Passage shown ▸
════

BFTP: What gets tested, gets taught
A weekend Blue Skunk "feature" will be a revision of an old post. I'm calling this BFTP: Blast from the Past. Original post January 10, 2006. This post was also turned into a column of the same name. The separate vs integrated controversy continues and IT/IL skills still are not given the importance in education they deserve. But then, it's only been 30 years or so ...
Does teaching technology skills as a separate curriculum mean they can't be integrated into the content areas as well? I've addressed this question before regarding information literacy skills in a column called Owning Our Curriculum. I'll try to make the same points about technology literacy here that I did about information literacy in the column. (I have a tough time separating info and tech literacy anymore anyway).
- Info/tech literacy is a basic skill every student should master. It should be treated with the same importance as the other recognized basic skills of reading, writing and math.
- Teaching basic skills as a separate, non-integrated subject is viewed as good educational practice. We have reading, writing and math curricula, teaching materials, courses, teachers and tests.
- Basic skills should be "integrated" (or perhaps a better word is applied) across the curriculum. We want social studies and science teachers to "teach" writing skills and practice writing, yes?
- Integrating skills does not eliminate the need for basic skills curricula, teaching materials, courses, teachers and tests.
- The public expects schools to be accountable for teaching basic skills. The current way of being accountable is through testing. (See more on this below in my response to David Warlick.)
- What gets tested, gets taught.
I don't see that integration and viewing information/technology as a separate set of skills to be taught are exclusive. If such skills are only integrated, nobody has responsibility for student acquistion of such skills and everybody has the opportunity to pass the responsibility on to someone else.

════

What you should do ▸ Reproduce everything from "BFTP: What gets" down to "years or so ..." in the Blue Skunk passage, swapping "post" for "entry". The material that follows has no connection to the Blue Skunk passage.

Data ▸

════

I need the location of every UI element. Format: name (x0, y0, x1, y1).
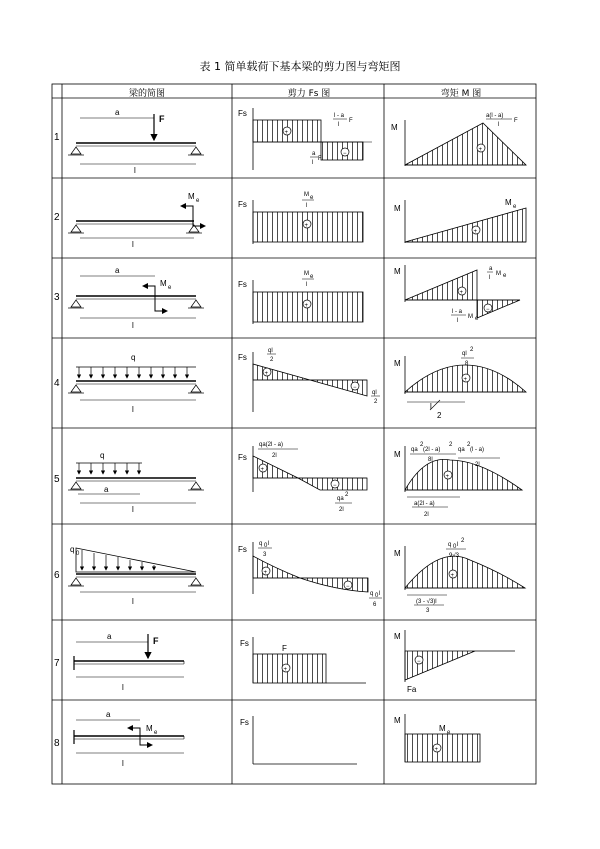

════

Exercise response ▸
BFTP: What gets tested, gets taught
A weekend Blue Skunk "feature" will be a revision of an old entry. I'm calling this BFTP: Blast from the Past. Original entry January 10, 2006. This entry was also turned into a column of the same name. The separate vs integrated controversy continues and IT/IL skills still are not given the importance in education they deserve. But then, it's only been 30 years or so ...